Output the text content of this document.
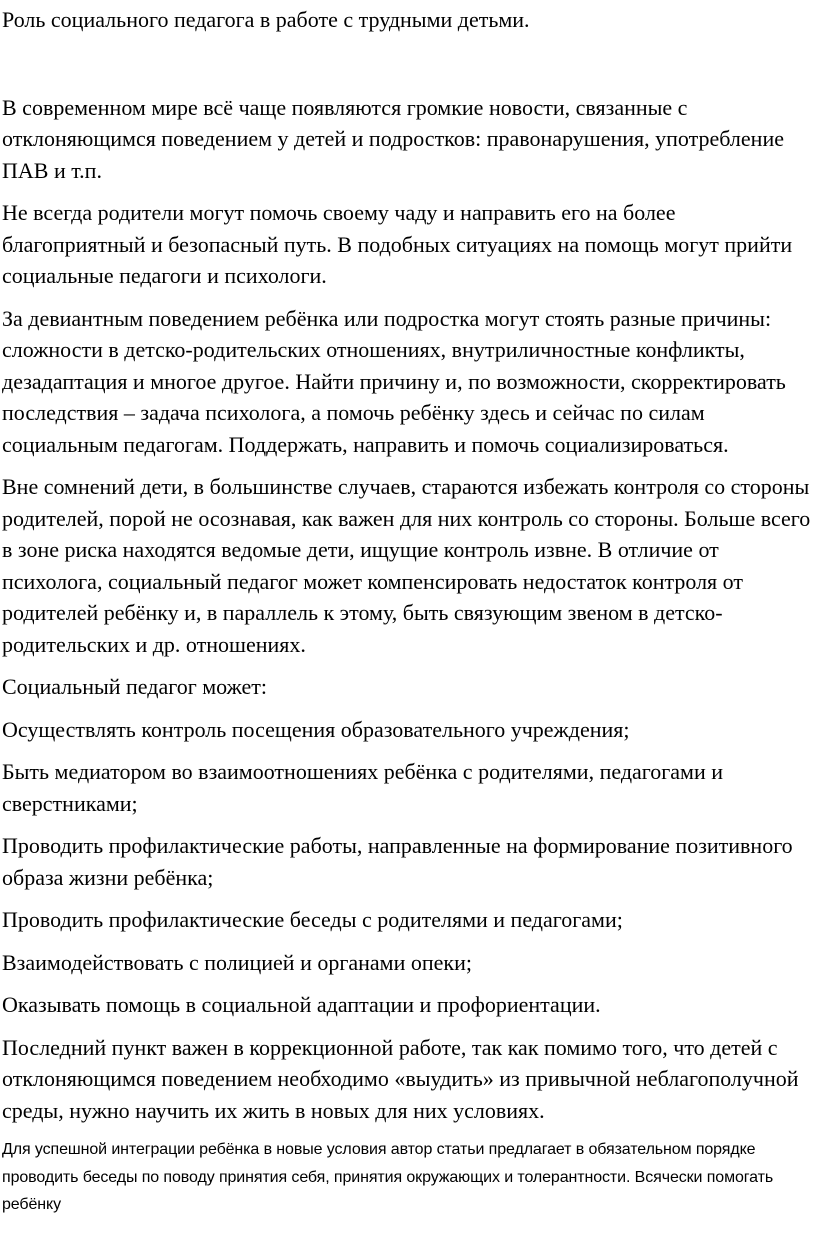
Роль социального педагога в работе с трудными детьми.

В современном мире всё чаще появляются громкие новости, связанные с отклоняющимся поведением у детей и подростков: правонарушения, употребление ПАВ и т.п.

Не всегда родители могут помочь своему чаду и направить его на более благоприятный и безопасный путь. В подобных ситуациях на помощь могут прийти социальные педагоги и психологи.

За девиантным поведением ребёнка или подростка могут стоять разные причины: сложности в детско-родительских отношениях, внутриличностные конфликты, дезадаптация и многое другое. Найти причину и, по возможности, скорректировать последствия – задача психолога, а помочь ребёнку здесь и сейчас по силам социальным педагогам. Поддержать, направить и помочь социализироваться.

Вне сомнений дети, в большинстве случаев, стараются избежать контроля со стороны родителей, порой не осознавая, как важен для них контроль со стороны. Больше всего в зоне риска находятся ведомые дети, ищущие контроль извне. В отличие от психолога, социальный педагог может компенсировать недостаток контроля от родителей ребёнку и, в параллель к этому, быть связующим звеном в детско-родительских и др. отношениях.

Социальный педагог может:

Осуществлять контроль посещения образовательного учреждения;

Быть медиатором во взаимоотношениях ребёнка с родителями, педагогами и сверстниками;

Проводить профилактические работы, направленные на формирование позитивного образа жизни ребёнка;

Проводить профилактические беседы с родителями и педагогами;

Взаимодействовать с полицией и органами опеки;

Оказывать помощь в социальной адаптации и профориентации.

Последний пункт важен в коррекционной работе, так как помимо того, что детей с отклоняющимся поведением необходимо «выудить» из привычной неблагополучной среды, нужно научить их жить в новых для них условиях.

Для успешной интеграции ребёнка в новые условия автор статьи предлагает в обязательном порядке проводить беседы по поводу принятия себя, принятия окружающих и толерантности. Всячески помогать ребёнку
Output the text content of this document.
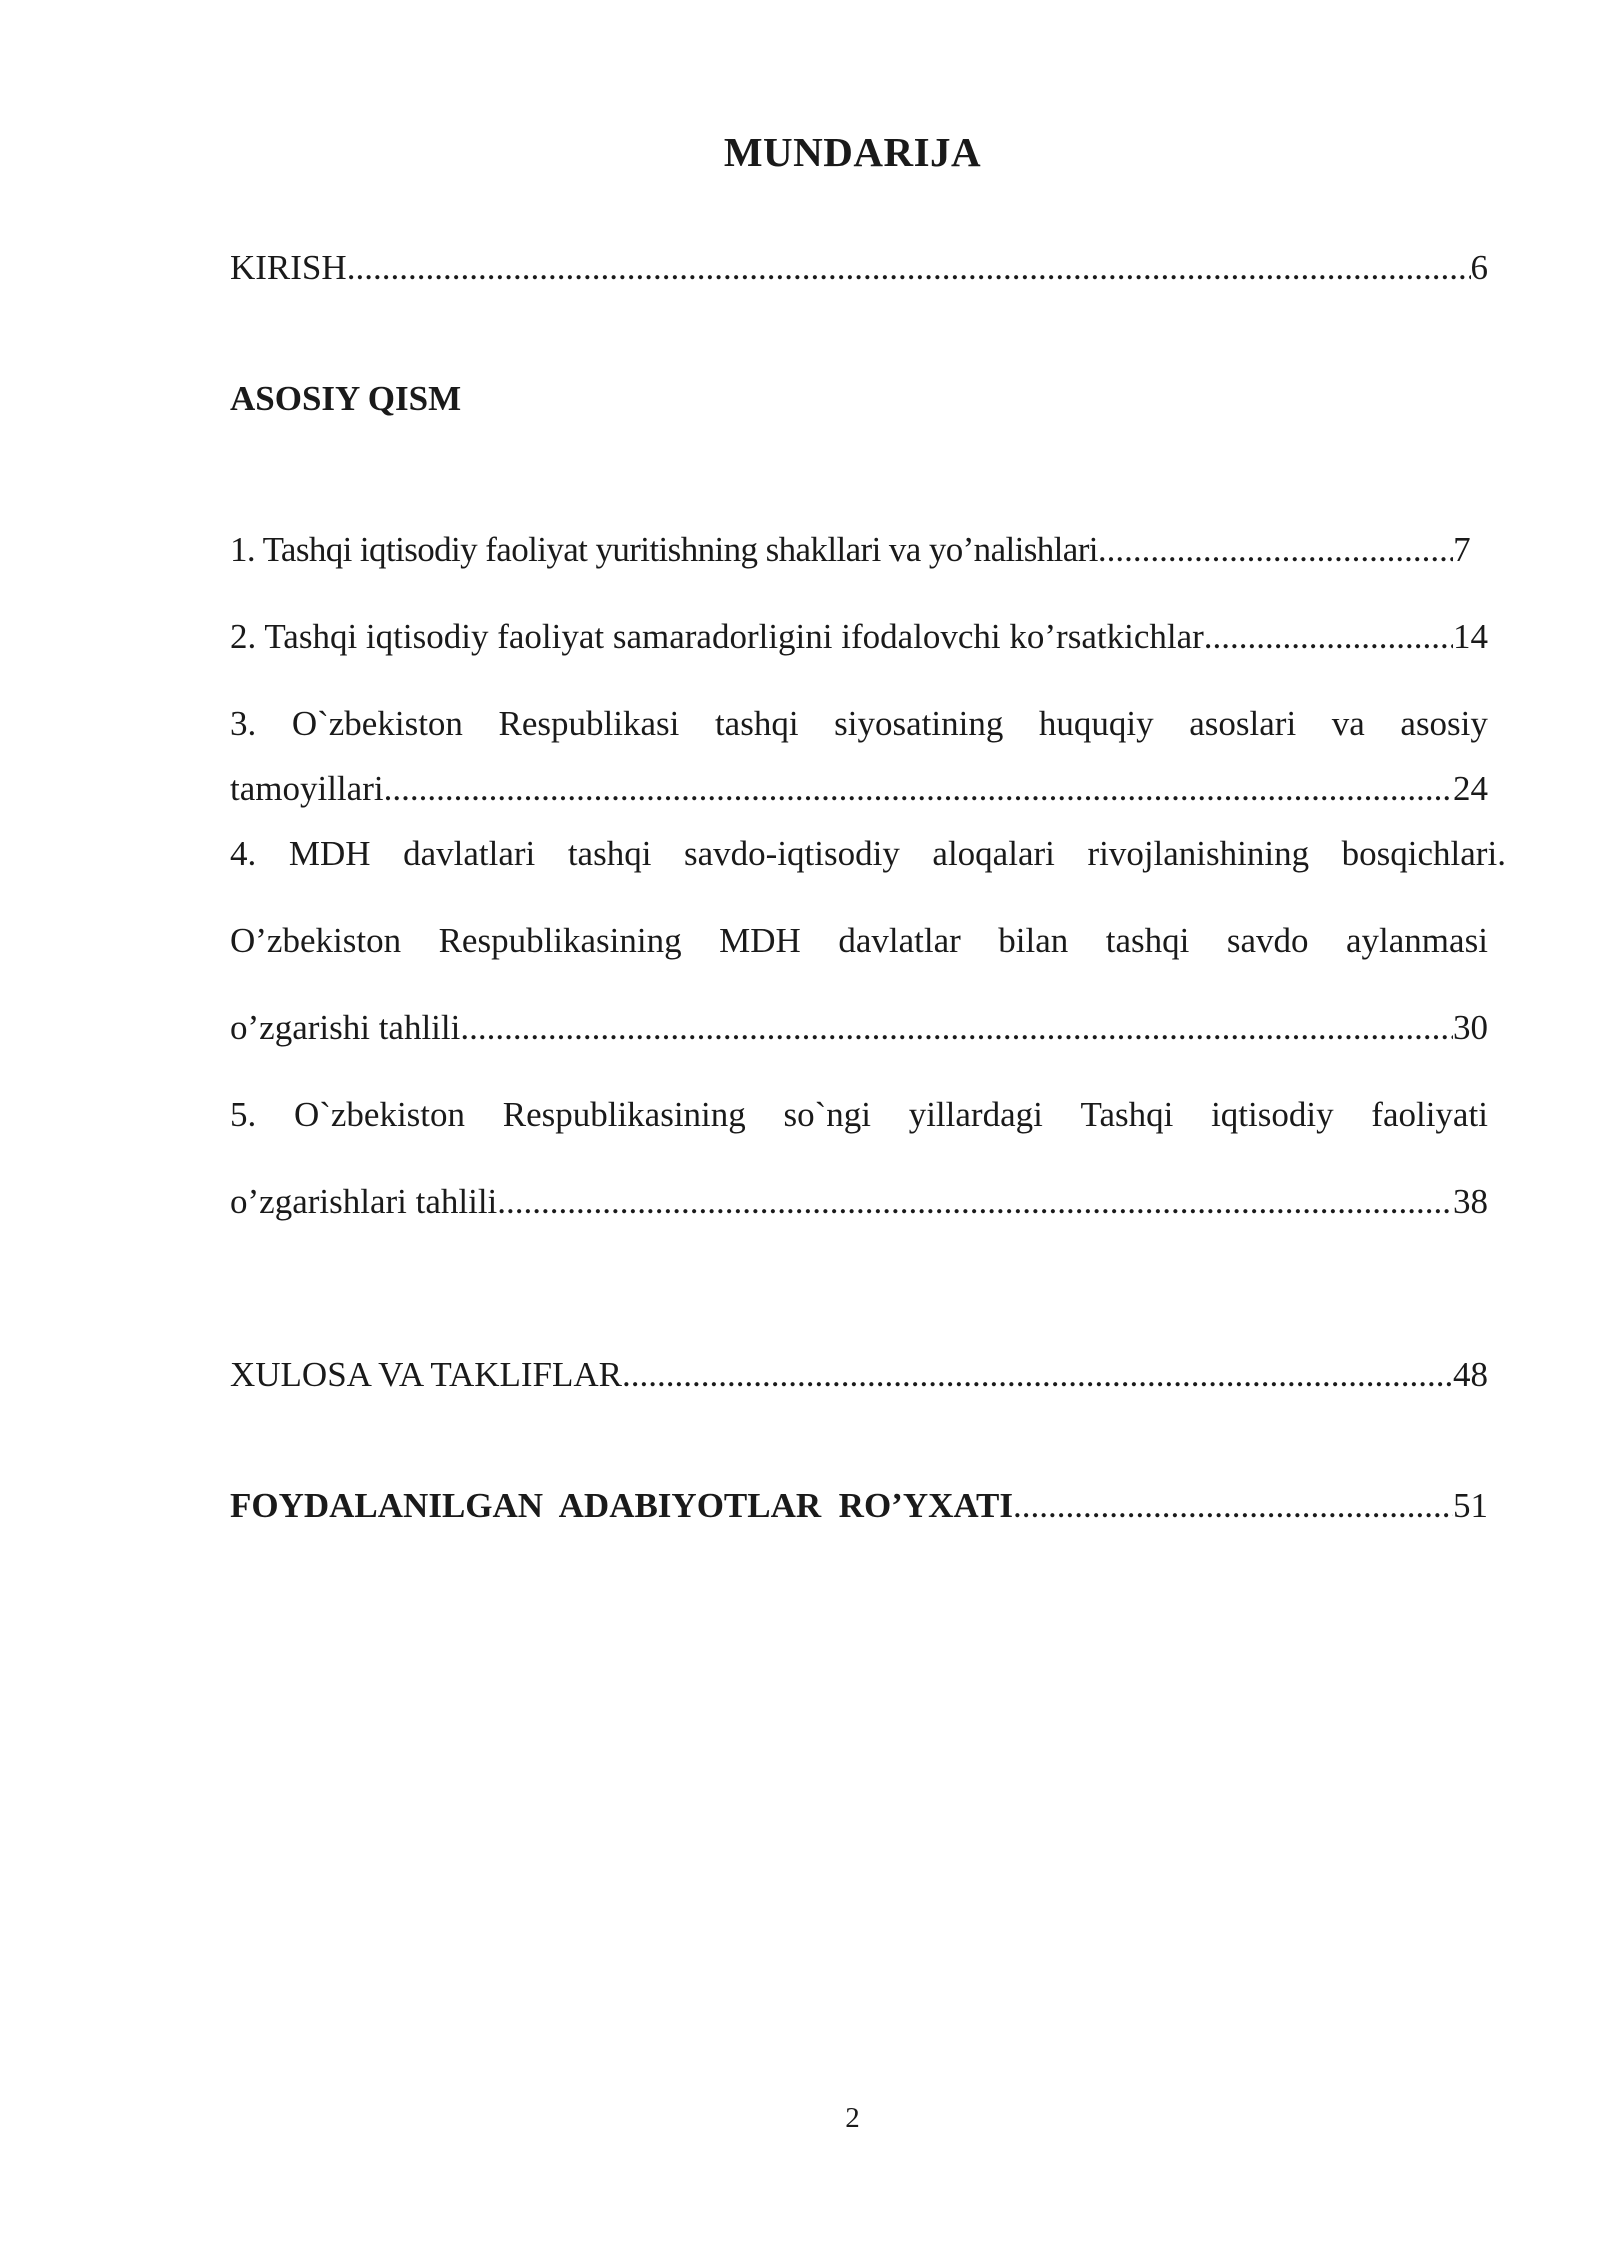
MUNDARIJA
KIRISH .....	6
ASOSIY QISM
1. Tashqi iqtisodiy faoliyat yuritishning shakllari va yo’nalishlari .....	7
2. Tashqi iqtisodiy faoliyat samaradorligini ifodalovchi ko’rsatkichlar .....	14
3. O`zbekiston Respublikasi tashqi siyosatining huquqiy asoslari va asosiy
tamoyillari .....	24
4. MDH davlatlari tashqi savdo-iqtisodiy aloqalari rivojlanishining bosqichlari.
O’zbekiston Respublikasining MDH davlatlar bilan tashqi savdo aylanmasi
o’zgarishi tahlili .....	30
5. O`zbekiston Respublikasining so`ngi yillardagi Tashqi iqtisodiy faoliyati
o’zgarishlari tahlili .....	38
XULOSA VA TAKLIFLAR .....	48
FOYDALANILGAN  ADABIYOTLAR  RO’YXATI .....	51
2
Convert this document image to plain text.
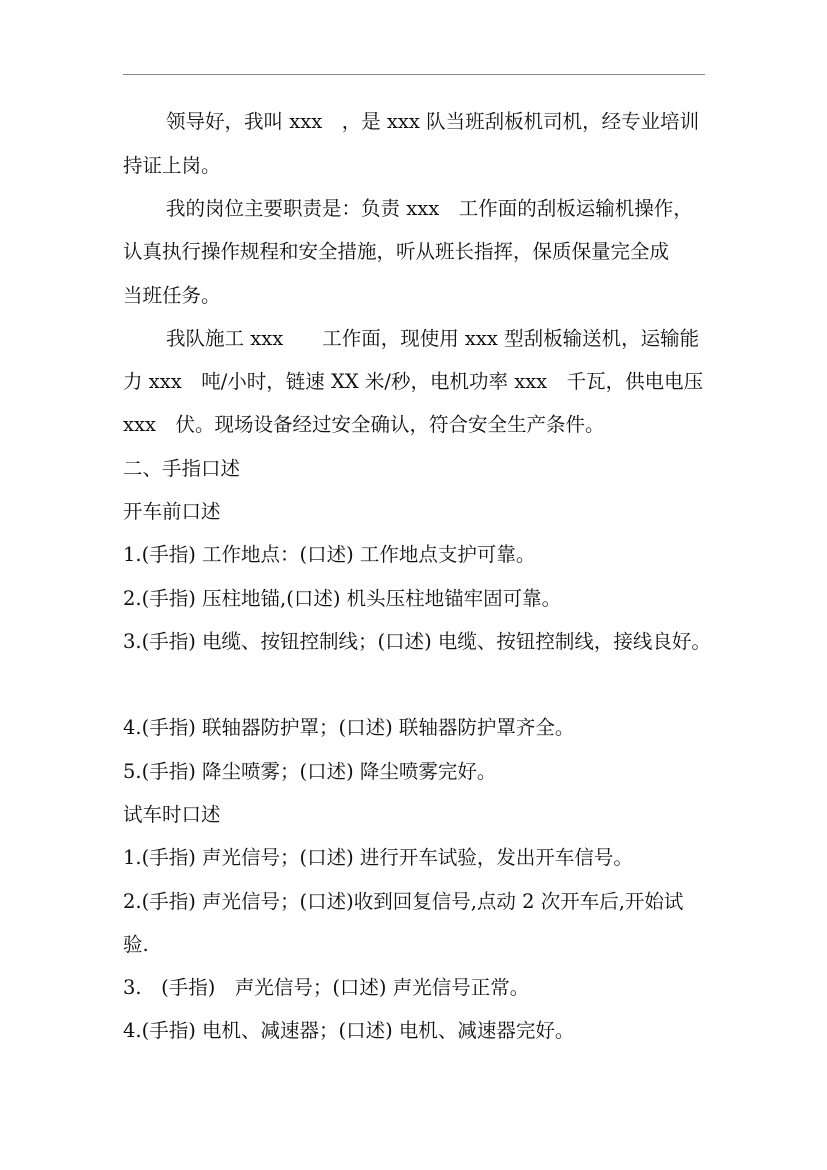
领导好，我叫 xxx　，是 xxx 队当班刮板机司机，经专业培训
持证上岗。
我的岗位主要职责是：负责 xxx　工作面的刮板运输机操作，
认真执行操作规程和安全措施，听从班长指挥，保质保量完全成
当班任务。
我队施工 xxx　　工作面，现使用 xxx 型刮板输送机，运输能
力 xxx　吨/小时，链速 XX 米/秒，电机功率 xxx　千瓦，供电电压
xxx　伏。现场设备经过安全确认，符合安全生产条件。
二、手指口述
开车前口述
1.(手指) 工作地点：(口述) 工作地点支护可靠。
2.(手指) 压柱地锚,(口述) 机头压柱地锚牢固可靠。
3.(手指) 电缆、按钮控制线；(口述) 电缆、按钮控制线，接线良好。
4.(手指) 联轴器防护罩；(口述) 联轴器防护罩齐全。
5.(手指) 降尘喷雾；(口述) 降尘喷雾完好。
试车时口述
1.(手指) 声光信号；(口述) 进行开车试验，发出开车信号。
2.(手指) 声光信号；(口述)收到回复信号,点动 2 次开车后,开始试
验.
3.　(手指)　声光信号；(口述) 声光信号正常。
4.(手指) 电机、减速器；(口述) 电机、减速器完好。
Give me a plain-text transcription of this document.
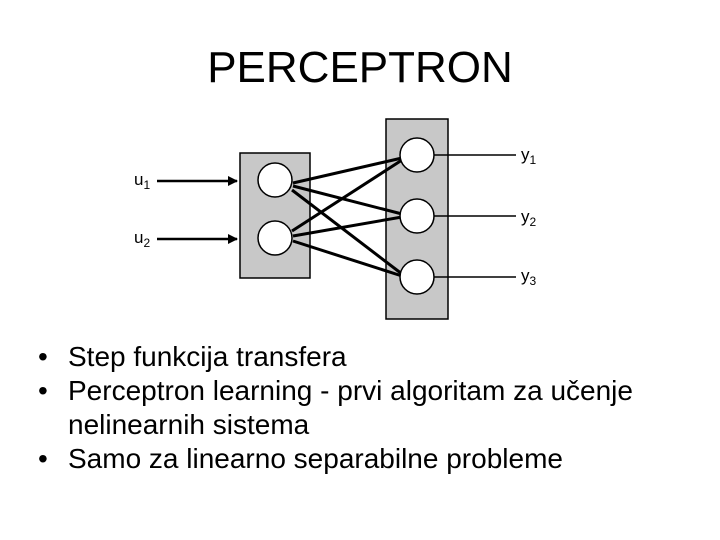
PERCEPTRON
$u_1$
$u_2$
$y_1$
$y_2$
$y_3$
• Step funkcija transfera
• Perceptron learning - prvi algoritam za učenje nelinearnih sistema
• Samo za linearno separabilne probleme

■ OBJECTIVE: From the listing, tally every line with the word "профилактические" in it and give only the tally.

■ ANSWER TO THIS TASK: 2